• **Directions for this task**: A line counts if it contains the word "these" at least once. State how many such lines the records contain, giving the number alone.

=== Excerpted data ===

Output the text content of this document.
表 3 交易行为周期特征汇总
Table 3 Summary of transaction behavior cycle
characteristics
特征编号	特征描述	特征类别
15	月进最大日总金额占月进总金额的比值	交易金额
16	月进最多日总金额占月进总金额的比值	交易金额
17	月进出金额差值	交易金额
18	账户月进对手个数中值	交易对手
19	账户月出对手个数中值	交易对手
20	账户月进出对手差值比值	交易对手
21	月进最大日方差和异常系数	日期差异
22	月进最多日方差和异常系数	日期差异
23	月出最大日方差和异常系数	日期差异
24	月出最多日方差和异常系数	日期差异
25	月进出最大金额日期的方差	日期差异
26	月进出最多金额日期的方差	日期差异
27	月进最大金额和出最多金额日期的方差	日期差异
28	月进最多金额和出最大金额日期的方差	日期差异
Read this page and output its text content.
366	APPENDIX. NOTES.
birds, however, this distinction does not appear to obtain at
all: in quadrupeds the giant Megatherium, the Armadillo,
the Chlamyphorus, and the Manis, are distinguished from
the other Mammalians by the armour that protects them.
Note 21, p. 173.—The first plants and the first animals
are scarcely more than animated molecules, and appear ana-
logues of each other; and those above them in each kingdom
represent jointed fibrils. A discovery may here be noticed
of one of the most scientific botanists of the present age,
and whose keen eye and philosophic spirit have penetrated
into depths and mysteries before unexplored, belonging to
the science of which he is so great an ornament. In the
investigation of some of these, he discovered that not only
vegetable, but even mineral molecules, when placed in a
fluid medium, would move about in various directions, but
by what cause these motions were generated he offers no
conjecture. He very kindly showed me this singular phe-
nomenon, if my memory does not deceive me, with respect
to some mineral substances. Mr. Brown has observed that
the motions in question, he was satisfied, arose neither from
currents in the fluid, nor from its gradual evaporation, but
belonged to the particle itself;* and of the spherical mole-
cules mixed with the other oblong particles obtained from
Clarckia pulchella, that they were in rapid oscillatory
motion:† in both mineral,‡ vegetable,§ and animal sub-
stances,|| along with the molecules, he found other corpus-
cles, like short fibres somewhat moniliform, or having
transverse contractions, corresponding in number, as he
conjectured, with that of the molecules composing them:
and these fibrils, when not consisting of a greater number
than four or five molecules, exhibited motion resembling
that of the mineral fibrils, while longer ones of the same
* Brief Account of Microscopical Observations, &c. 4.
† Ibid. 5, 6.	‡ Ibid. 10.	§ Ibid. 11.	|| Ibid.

===

• **Output of the task**: 3